Work instructions:
Copy each line containing the word "JSON" from the records that follow, please.

— Begin Exercise material —

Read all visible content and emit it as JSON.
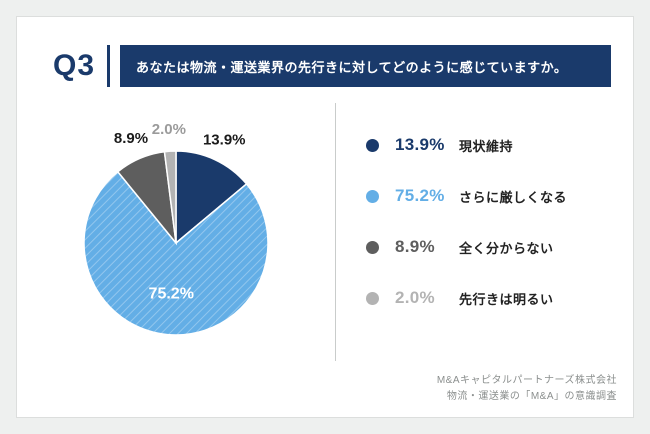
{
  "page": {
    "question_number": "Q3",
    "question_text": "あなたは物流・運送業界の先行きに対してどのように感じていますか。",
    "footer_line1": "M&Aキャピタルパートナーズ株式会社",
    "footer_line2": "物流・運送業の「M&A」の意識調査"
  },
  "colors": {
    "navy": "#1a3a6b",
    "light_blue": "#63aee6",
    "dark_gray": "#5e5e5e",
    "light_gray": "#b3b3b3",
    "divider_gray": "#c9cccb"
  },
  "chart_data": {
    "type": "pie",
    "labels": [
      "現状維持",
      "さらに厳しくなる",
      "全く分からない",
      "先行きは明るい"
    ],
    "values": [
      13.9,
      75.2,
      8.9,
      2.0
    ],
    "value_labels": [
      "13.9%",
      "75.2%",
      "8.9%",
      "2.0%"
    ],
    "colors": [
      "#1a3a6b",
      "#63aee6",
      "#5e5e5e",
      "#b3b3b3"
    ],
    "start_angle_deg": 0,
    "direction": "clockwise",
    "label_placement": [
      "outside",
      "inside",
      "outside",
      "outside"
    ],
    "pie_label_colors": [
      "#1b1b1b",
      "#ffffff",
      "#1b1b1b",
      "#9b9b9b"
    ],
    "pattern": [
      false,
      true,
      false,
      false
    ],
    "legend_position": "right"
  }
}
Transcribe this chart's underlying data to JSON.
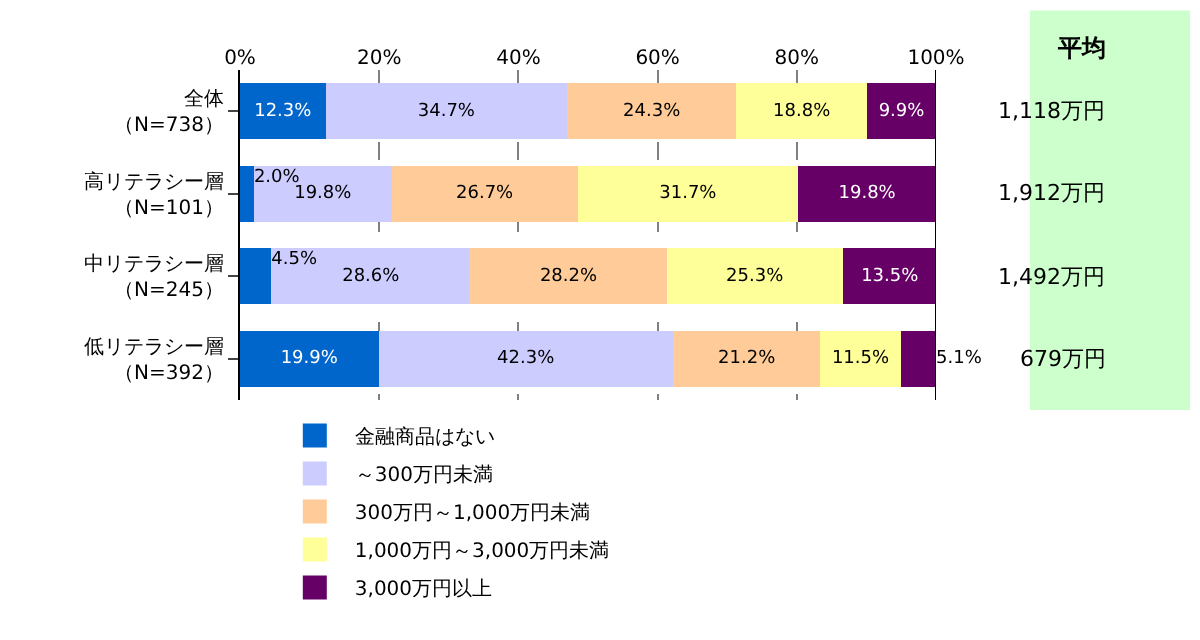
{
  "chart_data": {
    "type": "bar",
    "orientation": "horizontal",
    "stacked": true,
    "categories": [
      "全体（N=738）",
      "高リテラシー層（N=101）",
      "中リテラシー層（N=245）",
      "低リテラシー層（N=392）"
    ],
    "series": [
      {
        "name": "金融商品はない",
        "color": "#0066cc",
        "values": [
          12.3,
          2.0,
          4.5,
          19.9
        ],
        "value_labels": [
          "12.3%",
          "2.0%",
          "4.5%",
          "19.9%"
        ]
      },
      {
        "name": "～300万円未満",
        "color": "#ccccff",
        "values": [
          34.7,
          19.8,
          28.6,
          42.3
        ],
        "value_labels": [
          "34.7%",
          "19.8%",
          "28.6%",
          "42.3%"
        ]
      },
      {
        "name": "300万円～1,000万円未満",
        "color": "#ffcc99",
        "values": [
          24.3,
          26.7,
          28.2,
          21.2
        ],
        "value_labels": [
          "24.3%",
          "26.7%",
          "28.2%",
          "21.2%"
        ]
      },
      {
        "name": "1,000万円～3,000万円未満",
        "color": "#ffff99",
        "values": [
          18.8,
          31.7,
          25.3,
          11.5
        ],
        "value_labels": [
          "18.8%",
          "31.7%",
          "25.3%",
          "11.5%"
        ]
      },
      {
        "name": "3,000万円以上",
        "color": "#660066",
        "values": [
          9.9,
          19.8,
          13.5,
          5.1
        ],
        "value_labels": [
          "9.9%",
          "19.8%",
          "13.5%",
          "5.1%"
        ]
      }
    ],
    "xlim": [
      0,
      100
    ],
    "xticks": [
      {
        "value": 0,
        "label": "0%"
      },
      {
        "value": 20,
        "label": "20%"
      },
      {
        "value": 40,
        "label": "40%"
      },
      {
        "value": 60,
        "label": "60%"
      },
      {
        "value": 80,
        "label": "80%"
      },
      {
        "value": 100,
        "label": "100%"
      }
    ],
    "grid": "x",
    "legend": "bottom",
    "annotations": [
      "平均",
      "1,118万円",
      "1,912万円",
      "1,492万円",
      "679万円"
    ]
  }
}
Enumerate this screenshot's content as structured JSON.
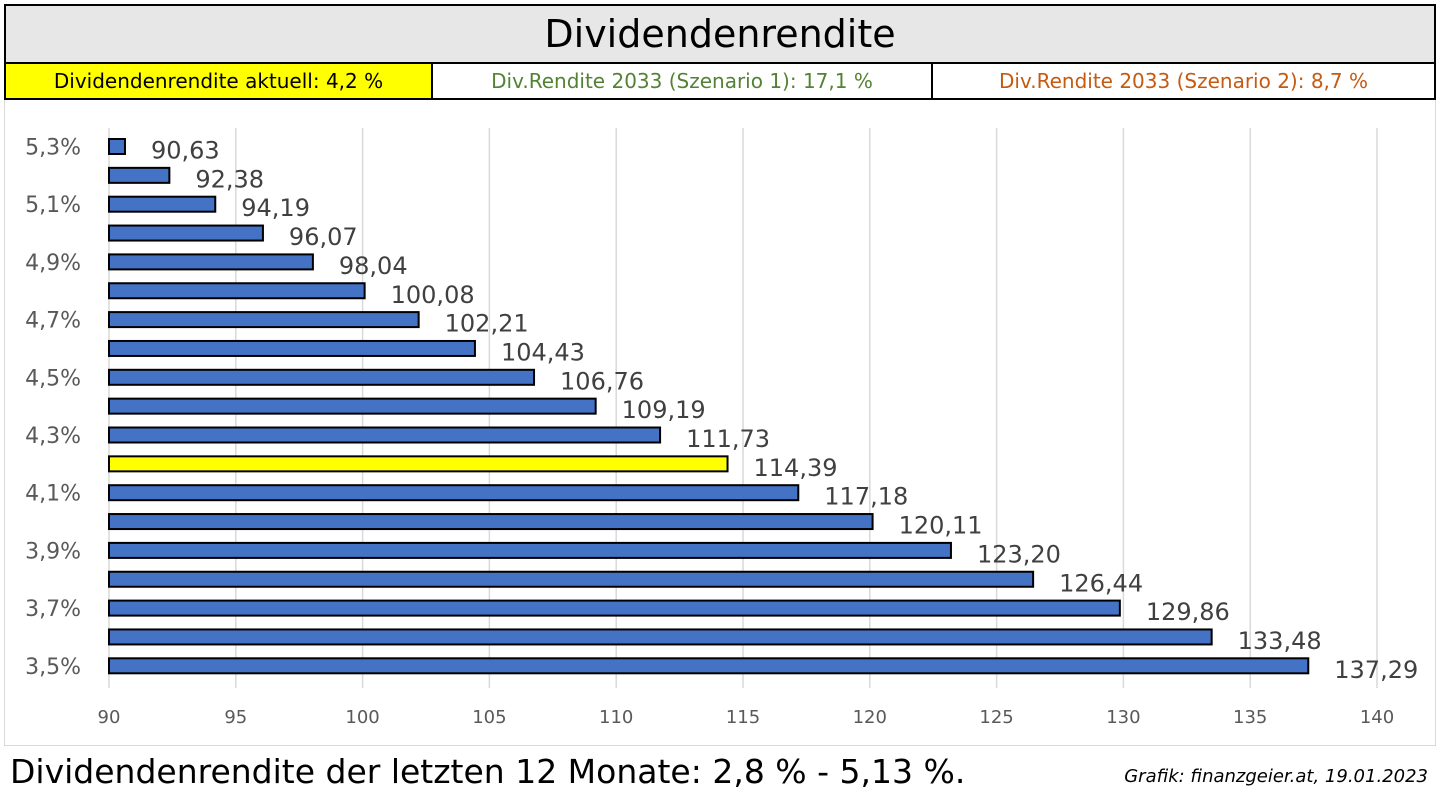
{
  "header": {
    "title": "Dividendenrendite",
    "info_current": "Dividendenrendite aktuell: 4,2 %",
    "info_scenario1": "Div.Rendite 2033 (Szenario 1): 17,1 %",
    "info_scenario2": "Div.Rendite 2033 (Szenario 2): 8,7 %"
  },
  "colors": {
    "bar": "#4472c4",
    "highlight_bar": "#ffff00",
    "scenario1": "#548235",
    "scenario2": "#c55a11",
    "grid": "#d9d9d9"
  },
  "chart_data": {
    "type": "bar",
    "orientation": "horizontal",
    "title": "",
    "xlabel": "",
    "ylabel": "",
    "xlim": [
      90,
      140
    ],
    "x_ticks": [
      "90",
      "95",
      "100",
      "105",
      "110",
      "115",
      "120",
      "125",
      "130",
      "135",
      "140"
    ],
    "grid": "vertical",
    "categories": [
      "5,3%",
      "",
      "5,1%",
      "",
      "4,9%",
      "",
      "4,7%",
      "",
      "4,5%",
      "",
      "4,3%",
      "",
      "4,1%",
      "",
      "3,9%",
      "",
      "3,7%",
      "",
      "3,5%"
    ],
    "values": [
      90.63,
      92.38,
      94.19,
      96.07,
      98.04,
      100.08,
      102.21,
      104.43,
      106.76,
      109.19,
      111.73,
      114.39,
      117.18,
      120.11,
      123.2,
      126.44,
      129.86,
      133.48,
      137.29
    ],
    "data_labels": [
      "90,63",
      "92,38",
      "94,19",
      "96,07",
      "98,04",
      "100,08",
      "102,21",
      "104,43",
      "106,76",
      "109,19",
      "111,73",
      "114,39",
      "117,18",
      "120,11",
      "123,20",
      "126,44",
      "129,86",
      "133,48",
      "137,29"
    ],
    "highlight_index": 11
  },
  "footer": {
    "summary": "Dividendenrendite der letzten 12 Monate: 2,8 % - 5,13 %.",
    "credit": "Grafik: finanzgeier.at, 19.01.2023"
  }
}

— End Exercise material —

Exercise solution:
Read all visible content and emit it as JSON.
Transcribe this chart's underlying data to JSON.
Enumerate this screenshot's content as structured JSON.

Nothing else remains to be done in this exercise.